→ Directive:
Each line below that contains "values" counts once; report the total and nothing more.

→ Records supplied:
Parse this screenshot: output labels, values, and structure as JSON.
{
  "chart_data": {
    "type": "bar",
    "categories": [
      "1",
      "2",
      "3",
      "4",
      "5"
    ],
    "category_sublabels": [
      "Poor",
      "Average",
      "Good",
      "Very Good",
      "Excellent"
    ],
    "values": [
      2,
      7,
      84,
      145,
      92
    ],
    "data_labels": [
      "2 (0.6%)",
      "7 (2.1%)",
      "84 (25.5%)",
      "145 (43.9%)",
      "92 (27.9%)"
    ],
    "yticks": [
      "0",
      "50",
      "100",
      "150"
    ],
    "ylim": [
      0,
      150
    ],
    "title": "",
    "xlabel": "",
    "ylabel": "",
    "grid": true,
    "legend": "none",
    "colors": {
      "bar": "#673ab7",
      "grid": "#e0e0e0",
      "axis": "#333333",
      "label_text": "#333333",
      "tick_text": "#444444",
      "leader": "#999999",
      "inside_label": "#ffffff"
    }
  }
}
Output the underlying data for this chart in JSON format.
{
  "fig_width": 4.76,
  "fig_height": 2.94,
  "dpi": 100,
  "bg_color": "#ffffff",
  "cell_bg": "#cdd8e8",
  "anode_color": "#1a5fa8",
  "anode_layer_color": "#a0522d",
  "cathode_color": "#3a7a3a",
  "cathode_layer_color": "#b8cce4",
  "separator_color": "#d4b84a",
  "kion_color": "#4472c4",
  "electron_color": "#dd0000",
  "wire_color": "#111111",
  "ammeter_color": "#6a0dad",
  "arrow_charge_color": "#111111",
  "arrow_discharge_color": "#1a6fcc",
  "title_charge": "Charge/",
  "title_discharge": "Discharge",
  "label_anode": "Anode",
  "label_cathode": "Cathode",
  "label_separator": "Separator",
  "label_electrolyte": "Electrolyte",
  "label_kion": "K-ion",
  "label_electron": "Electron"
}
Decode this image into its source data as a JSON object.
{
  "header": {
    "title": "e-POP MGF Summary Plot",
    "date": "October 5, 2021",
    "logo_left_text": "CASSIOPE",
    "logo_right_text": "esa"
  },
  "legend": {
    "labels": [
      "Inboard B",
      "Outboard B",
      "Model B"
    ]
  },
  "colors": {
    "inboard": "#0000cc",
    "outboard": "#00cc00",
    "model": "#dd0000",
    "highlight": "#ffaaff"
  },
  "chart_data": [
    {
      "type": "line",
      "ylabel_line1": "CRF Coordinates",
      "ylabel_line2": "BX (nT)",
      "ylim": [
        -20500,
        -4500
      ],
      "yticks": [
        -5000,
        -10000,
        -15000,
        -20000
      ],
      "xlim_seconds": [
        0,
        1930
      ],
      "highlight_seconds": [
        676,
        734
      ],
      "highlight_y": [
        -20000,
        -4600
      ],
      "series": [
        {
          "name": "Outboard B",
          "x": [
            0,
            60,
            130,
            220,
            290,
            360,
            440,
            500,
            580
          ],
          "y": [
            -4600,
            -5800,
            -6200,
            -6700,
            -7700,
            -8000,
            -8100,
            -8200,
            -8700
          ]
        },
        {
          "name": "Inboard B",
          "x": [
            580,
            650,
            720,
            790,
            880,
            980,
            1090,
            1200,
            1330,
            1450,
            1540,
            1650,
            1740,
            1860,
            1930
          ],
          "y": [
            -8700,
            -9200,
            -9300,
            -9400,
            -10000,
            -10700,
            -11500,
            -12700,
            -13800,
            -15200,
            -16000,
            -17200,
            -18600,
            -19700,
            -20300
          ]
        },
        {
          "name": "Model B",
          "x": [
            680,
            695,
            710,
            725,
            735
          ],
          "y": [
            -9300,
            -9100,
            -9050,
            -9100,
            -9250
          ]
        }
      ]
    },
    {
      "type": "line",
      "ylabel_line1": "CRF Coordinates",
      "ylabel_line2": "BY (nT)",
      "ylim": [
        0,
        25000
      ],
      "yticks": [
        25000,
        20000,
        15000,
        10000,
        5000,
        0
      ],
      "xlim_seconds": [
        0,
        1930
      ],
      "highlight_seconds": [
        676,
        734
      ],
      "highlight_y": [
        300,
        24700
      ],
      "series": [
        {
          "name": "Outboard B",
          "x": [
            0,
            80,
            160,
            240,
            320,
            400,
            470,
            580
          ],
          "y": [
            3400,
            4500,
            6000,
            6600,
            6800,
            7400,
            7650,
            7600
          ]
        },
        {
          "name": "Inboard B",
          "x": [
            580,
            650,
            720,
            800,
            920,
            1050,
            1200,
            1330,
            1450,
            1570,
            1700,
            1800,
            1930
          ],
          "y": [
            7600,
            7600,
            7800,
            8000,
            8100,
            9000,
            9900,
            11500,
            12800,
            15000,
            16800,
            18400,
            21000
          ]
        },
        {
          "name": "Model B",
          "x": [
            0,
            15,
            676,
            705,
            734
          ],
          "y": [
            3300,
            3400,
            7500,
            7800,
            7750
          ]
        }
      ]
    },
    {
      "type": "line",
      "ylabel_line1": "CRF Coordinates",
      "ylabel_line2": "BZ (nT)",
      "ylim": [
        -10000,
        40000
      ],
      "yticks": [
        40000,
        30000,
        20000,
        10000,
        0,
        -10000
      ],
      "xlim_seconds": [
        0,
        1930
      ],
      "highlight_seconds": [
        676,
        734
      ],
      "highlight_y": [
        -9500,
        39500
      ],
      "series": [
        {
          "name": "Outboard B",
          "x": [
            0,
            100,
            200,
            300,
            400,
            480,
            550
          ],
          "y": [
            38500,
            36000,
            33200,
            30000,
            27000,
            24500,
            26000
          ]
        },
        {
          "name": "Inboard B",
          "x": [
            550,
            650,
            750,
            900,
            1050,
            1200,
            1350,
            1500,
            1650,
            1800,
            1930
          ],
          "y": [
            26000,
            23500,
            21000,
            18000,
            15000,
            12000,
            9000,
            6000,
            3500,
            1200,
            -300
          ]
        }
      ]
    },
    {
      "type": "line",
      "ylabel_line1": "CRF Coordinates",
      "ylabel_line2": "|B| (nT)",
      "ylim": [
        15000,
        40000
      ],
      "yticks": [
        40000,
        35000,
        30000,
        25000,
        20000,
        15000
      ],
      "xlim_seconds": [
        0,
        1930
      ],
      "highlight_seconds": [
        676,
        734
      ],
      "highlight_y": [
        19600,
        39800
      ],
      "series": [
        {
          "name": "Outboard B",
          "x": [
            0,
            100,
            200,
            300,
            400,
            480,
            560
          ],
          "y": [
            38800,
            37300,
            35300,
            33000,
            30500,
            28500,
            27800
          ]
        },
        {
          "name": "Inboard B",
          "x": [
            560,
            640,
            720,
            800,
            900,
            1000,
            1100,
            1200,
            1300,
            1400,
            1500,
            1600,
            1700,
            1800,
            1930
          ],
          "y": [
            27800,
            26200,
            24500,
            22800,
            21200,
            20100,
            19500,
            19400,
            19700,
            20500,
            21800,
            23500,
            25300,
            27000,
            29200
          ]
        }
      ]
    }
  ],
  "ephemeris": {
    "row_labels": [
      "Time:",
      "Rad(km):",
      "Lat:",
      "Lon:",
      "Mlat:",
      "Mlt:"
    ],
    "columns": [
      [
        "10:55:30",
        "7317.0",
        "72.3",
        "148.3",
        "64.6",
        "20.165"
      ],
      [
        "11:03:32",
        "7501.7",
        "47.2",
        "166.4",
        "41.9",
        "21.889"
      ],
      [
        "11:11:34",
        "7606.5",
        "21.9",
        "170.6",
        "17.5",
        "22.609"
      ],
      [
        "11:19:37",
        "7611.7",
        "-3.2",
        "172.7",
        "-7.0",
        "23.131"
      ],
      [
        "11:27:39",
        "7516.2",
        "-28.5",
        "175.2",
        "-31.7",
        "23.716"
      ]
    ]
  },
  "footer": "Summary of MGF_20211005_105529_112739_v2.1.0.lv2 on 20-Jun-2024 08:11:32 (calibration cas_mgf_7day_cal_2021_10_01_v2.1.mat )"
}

* * *

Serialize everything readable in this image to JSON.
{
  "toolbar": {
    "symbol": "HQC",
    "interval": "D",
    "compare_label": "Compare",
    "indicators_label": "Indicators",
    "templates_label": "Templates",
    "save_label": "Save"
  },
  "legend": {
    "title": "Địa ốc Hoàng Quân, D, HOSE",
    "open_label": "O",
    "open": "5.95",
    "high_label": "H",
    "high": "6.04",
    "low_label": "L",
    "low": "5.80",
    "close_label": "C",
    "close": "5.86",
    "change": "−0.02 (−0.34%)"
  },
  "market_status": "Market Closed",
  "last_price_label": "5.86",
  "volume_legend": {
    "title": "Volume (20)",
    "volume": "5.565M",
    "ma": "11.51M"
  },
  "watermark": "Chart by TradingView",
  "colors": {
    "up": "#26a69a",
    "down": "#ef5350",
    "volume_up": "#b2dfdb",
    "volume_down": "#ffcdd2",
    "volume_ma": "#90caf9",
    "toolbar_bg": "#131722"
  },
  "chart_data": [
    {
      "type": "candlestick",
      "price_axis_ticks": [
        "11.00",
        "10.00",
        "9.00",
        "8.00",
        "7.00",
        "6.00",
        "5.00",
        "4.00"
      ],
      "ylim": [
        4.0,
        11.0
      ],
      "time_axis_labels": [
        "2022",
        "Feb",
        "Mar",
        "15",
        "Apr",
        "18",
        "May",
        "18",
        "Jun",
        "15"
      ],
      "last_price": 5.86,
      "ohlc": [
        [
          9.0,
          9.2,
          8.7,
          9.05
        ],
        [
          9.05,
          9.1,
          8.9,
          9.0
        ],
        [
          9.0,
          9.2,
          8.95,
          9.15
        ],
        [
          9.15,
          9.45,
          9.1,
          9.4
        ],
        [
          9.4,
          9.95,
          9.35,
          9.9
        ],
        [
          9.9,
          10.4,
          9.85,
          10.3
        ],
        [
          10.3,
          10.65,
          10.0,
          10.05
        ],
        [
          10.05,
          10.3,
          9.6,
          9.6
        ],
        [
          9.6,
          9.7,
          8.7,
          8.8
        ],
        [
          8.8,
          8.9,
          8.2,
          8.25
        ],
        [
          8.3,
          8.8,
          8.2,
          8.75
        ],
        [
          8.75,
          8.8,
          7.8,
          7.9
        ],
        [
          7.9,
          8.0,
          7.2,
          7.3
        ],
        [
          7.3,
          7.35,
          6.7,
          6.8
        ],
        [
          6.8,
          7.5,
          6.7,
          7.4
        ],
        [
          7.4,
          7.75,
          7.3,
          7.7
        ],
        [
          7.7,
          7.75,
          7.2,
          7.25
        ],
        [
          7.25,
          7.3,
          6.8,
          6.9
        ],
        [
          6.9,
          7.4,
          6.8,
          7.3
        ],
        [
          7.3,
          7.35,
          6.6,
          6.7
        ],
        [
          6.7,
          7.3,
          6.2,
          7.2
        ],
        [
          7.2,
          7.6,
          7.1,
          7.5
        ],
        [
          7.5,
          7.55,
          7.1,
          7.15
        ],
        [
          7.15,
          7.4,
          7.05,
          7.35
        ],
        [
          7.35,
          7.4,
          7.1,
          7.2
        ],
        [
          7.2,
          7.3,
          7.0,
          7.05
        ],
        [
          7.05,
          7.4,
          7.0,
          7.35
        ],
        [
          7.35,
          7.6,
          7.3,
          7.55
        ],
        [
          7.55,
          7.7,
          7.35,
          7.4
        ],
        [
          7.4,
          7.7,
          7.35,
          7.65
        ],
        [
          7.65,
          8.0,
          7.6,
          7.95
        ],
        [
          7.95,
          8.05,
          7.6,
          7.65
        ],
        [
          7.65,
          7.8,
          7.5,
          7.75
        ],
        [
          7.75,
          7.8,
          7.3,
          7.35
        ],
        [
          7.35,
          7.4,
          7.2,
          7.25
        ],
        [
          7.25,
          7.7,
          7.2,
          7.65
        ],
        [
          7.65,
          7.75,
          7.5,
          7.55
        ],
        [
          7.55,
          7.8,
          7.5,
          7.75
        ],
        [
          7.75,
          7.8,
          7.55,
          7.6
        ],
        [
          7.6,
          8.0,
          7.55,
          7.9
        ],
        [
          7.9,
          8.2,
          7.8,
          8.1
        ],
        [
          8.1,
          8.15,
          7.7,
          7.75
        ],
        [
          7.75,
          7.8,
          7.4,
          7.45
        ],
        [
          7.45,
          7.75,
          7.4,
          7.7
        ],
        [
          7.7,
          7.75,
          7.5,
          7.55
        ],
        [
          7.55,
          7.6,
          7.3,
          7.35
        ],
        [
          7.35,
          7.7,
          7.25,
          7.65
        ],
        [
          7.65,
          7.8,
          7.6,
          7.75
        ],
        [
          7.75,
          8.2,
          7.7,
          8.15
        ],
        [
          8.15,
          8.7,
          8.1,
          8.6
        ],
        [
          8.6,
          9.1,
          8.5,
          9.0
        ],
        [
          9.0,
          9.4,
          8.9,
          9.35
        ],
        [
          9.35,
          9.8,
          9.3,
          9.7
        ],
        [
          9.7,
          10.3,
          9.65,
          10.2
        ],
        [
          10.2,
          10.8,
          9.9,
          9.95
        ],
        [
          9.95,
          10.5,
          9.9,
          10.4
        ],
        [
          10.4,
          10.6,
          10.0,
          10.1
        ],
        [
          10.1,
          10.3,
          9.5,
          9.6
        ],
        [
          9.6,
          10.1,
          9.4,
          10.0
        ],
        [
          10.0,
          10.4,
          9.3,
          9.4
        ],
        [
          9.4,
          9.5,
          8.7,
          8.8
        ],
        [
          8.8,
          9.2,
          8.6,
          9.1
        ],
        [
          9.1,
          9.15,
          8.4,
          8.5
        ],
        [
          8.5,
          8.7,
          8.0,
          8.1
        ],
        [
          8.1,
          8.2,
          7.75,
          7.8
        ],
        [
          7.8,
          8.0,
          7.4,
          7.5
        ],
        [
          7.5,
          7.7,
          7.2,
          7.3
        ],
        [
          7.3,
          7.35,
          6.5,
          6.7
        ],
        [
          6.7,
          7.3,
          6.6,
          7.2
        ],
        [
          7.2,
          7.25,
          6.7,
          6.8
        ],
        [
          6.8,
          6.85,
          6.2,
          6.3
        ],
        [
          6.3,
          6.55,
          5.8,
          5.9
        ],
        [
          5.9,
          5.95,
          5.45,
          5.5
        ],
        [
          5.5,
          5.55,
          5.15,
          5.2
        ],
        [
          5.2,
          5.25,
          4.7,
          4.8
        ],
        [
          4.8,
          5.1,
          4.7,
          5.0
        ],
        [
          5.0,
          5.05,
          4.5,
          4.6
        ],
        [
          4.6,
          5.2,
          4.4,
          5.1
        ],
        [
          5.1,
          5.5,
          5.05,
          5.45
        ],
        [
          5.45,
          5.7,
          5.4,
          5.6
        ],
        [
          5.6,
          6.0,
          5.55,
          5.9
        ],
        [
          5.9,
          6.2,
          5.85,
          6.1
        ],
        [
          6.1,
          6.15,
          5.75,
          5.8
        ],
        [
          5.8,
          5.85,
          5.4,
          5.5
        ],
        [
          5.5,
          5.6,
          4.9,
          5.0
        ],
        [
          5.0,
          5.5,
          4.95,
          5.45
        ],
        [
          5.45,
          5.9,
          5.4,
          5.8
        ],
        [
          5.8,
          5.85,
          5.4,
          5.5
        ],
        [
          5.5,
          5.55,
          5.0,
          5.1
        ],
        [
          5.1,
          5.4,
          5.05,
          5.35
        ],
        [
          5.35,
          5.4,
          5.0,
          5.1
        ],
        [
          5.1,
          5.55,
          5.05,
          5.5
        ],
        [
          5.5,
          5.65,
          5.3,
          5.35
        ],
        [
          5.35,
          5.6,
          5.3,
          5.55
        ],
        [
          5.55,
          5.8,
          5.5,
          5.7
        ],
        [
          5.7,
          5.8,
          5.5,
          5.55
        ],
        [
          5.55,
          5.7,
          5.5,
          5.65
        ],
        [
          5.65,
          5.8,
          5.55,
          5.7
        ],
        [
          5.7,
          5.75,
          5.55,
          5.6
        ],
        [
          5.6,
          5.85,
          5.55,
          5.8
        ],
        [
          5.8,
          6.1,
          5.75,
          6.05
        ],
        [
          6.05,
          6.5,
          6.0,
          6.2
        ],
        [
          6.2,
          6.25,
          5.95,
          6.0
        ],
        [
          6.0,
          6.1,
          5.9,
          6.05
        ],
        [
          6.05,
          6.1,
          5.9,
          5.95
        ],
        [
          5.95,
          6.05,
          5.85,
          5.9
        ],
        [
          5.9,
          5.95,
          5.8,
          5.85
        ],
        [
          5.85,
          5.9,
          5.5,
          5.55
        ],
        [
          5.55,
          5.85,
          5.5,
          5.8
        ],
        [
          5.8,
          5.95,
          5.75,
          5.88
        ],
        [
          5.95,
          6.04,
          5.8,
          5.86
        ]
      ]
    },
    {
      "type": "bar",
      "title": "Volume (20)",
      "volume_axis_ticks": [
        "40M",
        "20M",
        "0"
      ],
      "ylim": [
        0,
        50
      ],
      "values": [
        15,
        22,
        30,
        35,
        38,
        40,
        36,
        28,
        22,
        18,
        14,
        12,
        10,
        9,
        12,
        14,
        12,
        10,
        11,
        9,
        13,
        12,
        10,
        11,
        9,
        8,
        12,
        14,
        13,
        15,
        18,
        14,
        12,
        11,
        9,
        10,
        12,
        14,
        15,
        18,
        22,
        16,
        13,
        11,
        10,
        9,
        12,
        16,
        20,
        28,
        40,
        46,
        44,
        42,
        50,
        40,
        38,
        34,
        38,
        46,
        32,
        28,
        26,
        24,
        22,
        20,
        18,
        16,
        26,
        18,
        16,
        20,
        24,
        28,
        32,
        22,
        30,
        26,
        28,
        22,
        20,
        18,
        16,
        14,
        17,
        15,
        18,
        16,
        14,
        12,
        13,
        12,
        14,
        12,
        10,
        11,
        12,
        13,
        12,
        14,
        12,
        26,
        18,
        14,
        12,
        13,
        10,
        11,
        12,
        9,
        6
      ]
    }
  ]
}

→ Task output:
3